[Task requirements]: Answer with the number of lines in the listing below that contain the word "text", and nothing else.

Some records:
══════

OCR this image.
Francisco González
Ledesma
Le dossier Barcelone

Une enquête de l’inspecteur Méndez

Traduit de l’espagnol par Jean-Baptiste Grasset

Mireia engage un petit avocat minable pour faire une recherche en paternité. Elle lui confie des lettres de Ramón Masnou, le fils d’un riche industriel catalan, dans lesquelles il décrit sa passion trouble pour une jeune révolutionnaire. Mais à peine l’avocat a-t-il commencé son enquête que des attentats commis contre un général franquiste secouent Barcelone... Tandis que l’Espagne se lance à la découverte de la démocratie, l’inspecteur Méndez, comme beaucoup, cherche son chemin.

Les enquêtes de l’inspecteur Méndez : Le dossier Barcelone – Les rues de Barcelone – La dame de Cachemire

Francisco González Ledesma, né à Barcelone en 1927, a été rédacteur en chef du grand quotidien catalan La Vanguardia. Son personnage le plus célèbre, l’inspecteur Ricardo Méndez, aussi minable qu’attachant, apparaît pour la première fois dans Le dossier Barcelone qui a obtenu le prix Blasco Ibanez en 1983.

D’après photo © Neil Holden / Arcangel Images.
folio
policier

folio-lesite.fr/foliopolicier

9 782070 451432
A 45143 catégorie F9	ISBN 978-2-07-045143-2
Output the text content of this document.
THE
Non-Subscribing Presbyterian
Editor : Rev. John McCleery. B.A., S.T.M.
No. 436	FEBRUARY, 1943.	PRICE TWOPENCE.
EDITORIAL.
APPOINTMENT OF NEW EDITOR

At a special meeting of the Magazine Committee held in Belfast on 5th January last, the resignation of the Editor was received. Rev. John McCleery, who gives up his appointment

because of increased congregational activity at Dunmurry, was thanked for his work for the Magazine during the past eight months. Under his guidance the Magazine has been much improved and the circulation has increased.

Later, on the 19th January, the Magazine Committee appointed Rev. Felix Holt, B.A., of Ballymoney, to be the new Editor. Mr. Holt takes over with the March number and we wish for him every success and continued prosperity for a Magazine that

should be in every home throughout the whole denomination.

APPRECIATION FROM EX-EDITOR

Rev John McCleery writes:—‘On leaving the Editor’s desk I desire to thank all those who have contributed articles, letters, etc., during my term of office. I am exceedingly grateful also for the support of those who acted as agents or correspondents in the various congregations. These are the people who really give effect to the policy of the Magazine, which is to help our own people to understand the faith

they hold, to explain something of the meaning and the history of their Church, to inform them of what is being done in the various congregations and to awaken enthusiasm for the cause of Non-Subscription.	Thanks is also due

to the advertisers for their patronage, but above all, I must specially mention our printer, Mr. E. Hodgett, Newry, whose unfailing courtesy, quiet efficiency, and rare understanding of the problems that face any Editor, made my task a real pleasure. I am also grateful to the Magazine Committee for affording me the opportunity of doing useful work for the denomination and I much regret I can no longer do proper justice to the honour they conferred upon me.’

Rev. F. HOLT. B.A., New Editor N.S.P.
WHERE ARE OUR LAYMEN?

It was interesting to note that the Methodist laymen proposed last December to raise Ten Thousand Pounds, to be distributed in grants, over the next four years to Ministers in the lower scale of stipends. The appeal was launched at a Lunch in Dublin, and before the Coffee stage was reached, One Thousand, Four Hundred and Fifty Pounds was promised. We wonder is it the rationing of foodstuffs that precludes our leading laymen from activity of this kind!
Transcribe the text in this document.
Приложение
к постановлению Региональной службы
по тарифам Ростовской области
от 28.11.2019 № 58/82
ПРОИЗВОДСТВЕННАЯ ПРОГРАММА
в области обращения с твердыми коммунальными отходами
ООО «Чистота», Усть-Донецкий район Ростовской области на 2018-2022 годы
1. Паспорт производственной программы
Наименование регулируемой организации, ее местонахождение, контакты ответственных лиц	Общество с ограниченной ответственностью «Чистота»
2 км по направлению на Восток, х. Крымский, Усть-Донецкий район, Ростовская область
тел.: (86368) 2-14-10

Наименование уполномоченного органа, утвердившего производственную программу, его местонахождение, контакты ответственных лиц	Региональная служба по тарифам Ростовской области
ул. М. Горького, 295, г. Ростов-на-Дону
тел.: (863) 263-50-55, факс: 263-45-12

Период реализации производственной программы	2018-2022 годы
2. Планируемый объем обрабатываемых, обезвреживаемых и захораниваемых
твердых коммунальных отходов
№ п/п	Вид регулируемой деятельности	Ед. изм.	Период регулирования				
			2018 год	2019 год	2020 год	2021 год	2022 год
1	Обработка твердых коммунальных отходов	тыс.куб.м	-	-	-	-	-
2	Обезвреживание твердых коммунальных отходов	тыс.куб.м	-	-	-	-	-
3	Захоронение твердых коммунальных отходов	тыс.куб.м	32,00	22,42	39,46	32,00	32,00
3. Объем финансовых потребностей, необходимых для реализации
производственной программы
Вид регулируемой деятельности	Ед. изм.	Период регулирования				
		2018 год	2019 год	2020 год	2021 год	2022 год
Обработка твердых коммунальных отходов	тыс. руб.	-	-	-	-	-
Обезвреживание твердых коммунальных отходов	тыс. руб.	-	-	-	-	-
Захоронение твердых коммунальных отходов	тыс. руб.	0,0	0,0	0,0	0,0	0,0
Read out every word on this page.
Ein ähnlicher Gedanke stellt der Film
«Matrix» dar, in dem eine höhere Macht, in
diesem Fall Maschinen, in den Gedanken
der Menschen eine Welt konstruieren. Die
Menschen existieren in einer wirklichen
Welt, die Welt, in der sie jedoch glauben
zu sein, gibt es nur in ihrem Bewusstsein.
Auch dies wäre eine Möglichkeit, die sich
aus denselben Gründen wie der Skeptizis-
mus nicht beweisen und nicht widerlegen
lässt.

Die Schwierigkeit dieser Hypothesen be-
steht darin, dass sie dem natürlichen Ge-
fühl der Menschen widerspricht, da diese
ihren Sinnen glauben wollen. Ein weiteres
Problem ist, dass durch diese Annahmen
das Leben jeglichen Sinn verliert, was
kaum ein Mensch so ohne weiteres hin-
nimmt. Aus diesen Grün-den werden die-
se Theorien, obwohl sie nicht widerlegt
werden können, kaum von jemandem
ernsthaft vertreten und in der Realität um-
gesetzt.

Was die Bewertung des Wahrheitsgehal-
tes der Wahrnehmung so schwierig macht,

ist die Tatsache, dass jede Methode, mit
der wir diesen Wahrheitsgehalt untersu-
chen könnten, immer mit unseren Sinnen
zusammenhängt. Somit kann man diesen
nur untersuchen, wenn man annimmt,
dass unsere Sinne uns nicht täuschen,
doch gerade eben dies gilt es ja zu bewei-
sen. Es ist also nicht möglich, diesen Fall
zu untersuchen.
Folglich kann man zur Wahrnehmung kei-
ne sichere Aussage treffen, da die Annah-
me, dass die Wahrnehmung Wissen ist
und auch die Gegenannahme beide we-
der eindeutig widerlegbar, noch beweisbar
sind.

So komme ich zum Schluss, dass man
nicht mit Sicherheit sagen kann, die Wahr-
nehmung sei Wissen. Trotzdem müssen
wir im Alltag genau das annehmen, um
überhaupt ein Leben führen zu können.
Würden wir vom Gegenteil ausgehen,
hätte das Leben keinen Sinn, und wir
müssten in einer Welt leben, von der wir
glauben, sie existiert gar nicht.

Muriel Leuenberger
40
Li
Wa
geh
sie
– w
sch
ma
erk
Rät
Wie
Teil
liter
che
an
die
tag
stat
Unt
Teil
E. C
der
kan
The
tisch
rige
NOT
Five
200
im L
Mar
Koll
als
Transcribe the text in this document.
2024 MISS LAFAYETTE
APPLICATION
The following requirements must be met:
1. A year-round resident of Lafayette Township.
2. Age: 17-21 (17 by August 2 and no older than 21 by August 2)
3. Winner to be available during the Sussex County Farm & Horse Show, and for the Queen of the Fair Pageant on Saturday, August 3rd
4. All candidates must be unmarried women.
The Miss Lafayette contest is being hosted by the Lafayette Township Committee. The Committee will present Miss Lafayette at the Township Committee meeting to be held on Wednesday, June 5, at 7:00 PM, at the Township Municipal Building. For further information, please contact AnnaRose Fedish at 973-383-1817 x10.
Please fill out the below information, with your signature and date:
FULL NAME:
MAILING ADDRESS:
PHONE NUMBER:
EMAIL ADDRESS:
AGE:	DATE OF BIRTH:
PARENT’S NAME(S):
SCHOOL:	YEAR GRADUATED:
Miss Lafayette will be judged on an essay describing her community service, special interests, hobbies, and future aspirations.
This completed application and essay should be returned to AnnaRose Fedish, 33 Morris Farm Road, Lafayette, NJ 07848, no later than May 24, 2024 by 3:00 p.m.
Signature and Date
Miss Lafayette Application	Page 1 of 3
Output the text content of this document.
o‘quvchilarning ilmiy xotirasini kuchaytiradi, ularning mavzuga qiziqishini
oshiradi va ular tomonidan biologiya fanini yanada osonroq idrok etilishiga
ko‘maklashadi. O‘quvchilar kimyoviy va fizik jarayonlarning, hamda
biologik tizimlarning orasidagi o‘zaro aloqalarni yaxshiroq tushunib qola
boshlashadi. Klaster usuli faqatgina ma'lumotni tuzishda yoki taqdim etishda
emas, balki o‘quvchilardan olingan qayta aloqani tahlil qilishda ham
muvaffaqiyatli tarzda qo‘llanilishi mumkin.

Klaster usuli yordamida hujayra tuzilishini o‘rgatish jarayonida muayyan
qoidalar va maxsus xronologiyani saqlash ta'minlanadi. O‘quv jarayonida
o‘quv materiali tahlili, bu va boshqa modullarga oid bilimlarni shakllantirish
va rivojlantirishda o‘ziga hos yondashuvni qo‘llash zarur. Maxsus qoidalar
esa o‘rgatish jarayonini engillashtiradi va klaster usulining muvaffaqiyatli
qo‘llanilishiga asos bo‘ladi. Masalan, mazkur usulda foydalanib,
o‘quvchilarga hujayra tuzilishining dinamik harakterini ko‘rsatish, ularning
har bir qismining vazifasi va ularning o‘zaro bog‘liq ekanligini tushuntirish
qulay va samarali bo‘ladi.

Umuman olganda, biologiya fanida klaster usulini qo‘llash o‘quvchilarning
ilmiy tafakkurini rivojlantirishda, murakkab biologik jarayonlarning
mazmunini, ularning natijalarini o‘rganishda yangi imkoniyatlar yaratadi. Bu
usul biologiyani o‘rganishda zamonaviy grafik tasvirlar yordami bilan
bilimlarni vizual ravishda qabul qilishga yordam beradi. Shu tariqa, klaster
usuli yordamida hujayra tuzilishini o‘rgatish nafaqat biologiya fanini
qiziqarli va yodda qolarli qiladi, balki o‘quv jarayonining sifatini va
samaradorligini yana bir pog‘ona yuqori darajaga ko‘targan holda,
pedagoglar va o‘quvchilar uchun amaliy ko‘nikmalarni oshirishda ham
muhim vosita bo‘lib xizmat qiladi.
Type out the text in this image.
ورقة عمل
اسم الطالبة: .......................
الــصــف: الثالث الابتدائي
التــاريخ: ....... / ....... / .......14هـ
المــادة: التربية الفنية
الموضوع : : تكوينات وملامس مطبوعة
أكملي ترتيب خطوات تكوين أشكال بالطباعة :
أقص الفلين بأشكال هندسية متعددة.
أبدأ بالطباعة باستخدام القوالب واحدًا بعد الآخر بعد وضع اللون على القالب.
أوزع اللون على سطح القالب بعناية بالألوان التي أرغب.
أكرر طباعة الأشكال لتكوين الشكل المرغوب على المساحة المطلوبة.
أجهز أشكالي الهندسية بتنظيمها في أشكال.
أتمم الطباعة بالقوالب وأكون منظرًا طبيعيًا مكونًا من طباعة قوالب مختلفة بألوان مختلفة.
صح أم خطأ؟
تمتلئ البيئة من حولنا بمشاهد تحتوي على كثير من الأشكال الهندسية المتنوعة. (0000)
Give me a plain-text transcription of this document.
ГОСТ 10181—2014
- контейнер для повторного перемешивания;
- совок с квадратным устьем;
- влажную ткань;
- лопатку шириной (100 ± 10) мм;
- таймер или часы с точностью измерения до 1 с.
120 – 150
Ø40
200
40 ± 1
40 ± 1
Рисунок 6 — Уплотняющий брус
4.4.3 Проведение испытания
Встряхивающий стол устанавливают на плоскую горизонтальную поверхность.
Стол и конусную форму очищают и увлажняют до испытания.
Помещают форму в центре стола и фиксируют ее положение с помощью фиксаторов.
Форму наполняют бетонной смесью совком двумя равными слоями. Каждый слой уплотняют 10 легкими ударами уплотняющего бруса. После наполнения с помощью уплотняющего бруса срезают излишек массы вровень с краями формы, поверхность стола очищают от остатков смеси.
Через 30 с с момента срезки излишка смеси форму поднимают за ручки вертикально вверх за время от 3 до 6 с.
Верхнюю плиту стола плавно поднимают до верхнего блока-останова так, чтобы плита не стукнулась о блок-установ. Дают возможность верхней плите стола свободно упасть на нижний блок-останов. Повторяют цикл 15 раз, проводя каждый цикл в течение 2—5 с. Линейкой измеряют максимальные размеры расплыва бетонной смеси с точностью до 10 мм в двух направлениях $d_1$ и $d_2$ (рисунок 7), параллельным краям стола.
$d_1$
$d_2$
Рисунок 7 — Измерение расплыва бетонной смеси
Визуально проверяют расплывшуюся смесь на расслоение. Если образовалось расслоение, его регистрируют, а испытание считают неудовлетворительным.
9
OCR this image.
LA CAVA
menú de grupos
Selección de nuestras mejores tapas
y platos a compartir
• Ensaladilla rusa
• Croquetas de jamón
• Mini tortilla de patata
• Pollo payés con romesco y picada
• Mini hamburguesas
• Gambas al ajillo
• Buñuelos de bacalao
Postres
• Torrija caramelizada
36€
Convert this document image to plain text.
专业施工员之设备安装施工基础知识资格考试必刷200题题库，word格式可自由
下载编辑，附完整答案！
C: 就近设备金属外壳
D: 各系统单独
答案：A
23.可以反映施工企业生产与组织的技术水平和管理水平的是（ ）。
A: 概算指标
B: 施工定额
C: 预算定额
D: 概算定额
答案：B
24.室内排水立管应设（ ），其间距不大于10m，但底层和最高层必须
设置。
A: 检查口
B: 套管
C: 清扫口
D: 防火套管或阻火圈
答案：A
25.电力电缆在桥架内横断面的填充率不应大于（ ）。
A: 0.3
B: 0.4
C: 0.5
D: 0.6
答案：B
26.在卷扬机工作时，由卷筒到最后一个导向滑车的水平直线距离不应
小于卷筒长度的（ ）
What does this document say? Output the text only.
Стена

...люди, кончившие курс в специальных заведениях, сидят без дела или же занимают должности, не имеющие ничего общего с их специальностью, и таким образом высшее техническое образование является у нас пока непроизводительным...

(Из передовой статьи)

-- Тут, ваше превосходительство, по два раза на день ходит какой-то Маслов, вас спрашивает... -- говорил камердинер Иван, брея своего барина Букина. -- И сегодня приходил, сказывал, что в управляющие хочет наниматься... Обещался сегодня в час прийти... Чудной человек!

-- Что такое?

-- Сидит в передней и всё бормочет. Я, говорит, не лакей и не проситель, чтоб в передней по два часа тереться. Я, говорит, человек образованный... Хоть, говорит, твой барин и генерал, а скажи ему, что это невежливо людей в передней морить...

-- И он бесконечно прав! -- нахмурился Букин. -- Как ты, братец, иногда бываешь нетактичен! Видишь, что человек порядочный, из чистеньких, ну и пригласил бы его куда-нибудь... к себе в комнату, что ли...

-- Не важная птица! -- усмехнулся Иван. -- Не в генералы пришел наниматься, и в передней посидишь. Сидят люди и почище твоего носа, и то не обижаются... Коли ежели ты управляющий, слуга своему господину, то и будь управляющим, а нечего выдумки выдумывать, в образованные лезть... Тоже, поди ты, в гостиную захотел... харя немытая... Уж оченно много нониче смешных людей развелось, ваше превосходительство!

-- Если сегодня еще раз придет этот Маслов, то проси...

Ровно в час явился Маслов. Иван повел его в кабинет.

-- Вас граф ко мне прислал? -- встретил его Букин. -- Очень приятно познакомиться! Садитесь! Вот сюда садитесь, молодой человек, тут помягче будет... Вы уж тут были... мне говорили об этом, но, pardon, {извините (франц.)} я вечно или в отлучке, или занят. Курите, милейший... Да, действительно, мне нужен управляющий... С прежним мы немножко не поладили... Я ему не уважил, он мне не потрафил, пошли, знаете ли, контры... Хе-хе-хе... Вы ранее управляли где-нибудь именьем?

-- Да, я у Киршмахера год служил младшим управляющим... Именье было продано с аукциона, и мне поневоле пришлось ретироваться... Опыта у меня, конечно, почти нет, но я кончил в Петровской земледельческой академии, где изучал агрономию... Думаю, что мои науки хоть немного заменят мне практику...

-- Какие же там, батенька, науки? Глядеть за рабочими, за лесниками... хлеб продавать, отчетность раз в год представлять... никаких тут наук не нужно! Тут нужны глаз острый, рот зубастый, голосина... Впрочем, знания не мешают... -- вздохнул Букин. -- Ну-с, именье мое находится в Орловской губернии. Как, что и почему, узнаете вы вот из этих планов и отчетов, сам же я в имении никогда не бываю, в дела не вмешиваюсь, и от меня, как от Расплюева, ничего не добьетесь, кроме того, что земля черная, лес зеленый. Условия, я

══════

[Answer]: 8